What is asked: Report every line below that holds the word "Instituto".

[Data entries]
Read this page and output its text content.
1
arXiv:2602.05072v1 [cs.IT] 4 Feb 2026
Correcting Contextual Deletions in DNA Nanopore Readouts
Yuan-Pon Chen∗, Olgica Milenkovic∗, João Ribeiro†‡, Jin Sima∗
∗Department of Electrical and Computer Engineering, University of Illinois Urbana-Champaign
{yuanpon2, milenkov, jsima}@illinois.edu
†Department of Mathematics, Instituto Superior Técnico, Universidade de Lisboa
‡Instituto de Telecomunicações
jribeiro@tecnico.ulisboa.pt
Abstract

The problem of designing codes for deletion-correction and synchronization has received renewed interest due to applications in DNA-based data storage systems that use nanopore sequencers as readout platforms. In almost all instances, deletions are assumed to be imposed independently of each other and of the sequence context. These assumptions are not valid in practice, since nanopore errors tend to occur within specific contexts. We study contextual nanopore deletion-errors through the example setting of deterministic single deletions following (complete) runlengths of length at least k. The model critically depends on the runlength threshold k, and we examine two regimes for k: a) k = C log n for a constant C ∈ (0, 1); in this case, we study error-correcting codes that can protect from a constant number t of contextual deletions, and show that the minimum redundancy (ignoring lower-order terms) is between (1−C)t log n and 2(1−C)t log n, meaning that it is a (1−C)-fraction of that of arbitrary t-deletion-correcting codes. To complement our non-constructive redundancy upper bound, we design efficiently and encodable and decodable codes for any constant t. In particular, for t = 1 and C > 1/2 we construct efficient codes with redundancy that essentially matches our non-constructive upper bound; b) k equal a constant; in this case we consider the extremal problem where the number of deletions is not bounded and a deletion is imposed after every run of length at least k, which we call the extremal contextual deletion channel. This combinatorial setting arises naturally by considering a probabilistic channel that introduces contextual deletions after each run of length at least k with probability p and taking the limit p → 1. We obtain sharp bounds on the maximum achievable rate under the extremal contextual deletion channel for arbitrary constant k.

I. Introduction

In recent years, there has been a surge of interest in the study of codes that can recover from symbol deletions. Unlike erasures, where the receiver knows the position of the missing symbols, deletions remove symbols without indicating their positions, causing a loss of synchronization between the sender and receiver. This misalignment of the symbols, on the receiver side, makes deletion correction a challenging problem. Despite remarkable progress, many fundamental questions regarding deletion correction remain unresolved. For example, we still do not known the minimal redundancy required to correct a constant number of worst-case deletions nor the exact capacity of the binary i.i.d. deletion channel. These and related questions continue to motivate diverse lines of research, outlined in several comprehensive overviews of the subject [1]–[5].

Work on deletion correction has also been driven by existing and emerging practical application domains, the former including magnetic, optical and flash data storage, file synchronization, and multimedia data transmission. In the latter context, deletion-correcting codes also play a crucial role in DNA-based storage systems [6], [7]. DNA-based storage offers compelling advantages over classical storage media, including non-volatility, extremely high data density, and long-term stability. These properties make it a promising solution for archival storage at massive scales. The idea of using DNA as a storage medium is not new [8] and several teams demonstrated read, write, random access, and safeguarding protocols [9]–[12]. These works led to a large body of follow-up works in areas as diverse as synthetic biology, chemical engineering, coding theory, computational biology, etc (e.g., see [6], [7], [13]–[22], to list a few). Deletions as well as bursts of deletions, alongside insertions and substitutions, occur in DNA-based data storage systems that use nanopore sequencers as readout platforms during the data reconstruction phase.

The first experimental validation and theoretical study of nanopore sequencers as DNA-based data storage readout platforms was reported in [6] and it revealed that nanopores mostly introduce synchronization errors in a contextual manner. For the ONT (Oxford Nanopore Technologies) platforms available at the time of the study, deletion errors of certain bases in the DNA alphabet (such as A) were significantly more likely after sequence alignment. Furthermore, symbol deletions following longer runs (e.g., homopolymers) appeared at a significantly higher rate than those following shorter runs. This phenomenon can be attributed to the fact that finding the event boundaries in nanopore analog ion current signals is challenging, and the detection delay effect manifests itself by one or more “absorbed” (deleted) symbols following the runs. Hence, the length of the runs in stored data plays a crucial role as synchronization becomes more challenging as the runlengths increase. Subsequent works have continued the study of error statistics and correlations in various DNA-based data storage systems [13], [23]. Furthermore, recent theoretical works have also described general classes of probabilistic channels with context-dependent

Solution:
†Department of Mathematics, Instituto Superior Técnico, Universidade de Lisboa
‡Instituto de Telecomunicações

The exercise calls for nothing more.